> [Direction]:
Give the count of lines that include the string "title". Add nothing to it.

> [Excerpted data]:
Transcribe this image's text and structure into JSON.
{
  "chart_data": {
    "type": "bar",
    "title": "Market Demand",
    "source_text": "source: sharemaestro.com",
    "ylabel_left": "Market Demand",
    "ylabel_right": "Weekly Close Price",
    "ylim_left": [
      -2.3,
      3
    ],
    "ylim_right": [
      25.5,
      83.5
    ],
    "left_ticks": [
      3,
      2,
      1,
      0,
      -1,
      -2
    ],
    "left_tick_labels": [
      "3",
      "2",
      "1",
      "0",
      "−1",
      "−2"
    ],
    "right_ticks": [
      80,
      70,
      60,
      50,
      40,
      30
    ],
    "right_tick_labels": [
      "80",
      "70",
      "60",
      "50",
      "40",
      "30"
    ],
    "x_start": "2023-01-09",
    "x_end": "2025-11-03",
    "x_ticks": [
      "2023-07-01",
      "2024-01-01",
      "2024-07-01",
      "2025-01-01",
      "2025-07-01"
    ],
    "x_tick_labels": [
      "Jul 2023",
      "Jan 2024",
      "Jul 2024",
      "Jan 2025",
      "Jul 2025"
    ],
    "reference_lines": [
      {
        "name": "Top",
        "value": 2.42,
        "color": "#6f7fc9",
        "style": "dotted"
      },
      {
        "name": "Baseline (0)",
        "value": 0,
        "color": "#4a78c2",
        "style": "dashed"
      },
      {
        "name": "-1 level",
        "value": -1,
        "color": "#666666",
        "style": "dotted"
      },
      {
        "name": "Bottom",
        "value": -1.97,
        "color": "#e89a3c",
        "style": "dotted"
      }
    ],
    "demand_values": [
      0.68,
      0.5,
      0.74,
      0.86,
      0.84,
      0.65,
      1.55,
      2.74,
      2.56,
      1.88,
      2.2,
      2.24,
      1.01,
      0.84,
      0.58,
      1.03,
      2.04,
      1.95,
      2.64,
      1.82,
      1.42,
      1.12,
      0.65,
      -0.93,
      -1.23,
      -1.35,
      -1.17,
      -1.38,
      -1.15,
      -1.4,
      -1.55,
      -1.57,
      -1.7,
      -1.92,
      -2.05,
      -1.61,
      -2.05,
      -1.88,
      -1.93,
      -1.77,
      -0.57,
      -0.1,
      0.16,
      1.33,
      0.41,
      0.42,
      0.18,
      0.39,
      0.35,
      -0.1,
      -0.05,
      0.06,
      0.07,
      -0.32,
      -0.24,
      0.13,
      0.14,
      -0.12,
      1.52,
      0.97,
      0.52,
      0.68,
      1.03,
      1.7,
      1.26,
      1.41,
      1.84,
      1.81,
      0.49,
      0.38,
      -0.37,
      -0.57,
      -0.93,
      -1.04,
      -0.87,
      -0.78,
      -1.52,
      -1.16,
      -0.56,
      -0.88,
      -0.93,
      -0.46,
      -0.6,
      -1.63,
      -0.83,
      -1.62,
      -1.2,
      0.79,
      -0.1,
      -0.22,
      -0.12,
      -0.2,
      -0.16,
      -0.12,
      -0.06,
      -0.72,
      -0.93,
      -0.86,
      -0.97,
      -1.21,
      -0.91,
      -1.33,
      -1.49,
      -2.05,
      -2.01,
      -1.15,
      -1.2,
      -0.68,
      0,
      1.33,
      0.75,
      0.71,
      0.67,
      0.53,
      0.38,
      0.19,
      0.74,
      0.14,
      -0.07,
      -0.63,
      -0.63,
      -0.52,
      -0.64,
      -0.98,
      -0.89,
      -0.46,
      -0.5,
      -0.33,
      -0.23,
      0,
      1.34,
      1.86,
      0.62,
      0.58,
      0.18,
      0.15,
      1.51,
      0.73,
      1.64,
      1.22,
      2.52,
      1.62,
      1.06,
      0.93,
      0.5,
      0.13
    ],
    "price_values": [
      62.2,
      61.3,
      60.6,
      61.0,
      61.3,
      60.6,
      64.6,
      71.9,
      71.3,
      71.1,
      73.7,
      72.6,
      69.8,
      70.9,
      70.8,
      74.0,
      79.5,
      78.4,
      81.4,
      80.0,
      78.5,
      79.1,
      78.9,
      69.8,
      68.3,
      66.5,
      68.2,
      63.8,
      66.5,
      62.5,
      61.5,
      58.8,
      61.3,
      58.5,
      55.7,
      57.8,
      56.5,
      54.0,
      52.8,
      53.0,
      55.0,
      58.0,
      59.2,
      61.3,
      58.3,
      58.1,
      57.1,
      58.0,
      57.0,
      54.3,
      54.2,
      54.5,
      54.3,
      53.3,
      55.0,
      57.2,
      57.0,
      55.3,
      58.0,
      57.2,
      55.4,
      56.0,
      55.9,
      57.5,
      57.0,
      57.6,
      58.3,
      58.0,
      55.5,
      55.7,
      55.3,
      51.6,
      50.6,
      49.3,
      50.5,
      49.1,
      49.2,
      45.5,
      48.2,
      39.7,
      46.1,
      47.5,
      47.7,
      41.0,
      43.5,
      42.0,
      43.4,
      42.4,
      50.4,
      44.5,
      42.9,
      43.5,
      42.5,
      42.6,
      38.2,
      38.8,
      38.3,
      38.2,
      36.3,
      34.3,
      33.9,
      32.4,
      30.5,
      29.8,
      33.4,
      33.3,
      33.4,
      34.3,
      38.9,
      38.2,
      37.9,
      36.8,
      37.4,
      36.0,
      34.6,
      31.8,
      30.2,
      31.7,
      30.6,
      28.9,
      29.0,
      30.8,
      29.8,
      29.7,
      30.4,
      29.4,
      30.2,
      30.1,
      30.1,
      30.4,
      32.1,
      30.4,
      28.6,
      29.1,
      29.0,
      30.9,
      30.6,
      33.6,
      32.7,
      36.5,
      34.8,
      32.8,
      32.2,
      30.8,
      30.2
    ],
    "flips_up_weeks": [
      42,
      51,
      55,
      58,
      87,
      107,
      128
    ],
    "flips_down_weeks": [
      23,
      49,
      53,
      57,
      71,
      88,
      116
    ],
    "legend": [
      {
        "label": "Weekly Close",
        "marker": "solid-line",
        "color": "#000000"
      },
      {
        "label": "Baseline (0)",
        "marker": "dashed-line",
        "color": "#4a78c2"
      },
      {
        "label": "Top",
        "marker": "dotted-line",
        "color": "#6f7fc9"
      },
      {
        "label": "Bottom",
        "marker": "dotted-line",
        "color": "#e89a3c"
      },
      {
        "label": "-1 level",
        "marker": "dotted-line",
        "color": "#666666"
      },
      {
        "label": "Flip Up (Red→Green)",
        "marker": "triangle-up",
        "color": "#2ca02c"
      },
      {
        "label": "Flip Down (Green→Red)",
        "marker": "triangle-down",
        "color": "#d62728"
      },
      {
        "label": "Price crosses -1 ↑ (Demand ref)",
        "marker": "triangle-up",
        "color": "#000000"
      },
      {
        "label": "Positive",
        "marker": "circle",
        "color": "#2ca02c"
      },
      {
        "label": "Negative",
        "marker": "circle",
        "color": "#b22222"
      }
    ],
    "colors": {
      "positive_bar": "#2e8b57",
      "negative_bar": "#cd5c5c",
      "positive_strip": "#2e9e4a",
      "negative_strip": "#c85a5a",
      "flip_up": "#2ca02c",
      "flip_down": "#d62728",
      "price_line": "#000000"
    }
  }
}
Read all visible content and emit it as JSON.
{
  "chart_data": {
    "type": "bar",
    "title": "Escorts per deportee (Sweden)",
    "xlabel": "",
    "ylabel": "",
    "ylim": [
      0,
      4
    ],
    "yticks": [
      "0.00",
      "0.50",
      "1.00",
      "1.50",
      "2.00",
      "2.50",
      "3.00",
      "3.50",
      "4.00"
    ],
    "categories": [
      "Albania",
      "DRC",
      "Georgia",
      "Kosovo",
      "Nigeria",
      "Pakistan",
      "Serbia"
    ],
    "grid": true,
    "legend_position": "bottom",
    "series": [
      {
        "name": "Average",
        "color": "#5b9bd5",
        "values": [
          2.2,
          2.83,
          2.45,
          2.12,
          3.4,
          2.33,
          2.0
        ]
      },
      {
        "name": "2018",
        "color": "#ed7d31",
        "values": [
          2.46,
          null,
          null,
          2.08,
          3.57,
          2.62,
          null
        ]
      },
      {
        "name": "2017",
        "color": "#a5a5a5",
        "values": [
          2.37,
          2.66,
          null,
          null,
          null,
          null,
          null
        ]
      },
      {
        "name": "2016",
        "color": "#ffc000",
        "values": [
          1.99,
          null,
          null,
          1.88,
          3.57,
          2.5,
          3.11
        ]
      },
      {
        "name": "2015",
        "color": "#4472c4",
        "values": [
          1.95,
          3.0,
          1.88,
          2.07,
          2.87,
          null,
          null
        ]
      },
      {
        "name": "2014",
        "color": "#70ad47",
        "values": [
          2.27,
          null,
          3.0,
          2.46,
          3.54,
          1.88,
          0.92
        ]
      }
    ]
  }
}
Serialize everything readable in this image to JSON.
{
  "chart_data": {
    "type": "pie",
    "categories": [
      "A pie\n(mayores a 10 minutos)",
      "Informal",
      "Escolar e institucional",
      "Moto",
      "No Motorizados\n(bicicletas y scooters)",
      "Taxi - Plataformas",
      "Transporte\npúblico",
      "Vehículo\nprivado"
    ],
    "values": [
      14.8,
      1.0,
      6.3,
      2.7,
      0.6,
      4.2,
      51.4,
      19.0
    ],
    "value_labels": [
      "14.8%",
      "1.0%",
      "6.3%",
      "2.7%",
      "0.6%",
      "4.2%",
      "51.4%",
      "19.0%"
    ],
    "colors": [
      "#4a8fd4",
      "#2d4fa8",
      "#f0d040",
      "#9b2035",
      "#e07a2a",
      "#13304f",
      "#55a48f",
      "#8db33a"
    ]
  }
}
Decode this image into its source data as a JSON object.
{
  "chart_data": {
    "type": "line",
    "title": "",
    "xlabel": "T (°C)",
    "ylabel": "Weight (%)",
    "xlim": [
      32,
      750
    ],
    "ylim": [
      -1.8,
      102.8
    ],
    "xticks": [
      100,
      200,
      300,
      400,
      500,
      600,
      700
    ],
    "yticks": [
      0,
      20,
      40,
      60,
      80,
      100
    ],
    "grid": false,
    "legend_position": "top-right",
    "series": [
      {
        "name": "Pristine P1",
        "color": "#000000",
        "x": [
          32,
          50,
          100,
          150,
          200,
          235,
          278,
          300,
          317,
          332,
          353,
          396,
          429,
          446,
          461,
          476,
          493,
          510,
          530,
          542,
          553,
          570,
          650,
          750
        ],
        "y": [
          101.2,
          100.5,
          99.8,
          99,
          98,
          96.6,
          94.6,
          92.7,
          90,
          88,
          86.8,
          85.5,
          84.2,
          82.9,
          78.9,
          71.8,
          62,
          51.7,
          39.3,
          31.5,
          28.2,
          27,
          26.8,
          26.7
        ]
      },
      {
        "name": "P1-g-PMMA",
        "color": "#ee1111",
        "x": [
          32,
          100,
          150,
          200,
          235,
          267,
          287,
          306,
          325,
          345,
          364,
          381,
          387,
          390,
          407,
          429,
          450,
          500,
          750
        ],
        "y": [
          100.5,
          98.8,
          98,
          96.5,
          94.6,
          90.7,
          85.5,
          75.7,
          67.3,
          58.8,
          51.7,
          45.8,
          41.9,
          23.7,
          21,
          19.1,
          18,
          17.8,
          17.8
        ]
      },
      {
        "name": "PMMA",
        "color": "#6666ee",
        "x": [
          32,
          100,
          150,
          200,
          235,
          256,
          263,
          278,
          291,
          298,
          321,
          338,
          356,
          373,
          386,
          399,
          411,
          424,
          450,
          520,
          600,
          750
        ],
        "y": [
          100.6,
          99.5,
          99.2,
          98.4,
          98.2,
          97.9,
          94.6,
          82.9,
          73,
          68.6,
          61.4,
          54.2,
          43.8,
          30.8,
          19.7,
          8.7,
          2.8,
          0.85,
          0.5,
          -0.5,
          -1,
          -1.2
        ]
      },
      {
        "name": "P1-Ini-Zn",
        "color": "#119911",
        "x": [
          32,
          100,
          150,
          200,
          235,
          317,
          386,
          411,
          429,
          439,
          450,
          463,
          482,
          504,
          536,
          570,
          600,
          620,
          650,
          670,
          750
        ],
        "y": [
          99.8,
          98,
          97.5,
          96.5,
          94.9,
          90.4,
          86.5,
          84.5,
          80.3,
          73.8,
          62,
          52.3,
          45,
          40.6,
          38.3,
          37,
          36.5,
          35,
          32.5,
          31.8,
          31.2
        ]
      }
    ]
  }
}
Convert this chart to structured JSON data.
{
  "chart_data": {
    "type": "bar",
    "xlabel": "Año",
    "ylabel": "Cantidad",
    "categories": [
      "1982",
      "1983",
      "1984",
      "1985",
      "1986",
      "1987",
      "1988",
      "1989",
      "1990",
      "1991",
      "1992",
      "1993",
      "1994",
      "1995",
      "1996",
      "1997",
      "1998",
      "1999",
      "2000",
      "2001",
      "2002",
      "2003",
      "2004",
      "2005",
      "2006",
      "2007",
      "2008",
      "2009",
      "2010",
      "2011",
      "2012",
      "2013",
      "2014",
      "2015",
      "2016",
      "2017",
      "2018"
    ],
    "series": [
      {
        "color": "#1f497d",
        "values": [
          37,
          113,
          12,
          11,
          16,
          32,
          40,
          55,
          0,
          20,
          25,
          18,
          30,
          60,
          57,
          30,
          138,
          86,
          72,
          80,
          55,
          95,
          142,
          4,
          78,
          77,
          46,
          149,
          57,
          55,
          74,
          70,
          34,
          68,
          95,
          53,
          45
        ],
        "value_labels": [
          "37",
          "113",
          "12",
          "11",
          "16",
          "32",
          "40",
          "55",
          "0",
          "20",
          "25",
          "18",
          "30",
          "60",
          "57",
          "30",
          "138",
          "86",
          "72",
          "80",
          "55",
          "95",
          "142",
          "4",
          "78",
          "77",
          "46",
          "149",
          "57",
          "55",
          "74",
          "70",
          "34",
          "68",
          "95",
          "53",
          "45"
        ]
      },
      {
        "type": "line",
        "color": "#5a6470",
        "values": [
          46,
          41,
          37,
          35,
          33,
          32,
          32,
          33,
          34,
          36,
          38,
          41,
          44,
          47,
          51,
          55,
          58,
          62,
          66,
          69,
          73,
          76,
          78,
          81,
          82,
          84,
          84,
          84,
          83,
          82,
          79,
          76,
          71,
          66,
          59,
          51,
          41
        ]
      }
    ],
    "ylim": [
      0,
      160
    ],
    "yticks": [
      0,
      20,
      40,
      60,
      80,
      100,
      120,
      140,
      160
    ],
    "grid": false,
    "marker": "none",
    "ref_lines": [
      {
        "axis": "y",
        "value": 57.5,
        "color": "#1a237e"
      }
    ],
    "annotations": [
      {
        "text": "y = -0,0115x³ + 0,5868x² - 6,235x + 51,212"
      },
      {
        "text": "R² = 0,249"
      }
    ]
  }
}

> [Exercise result]:
3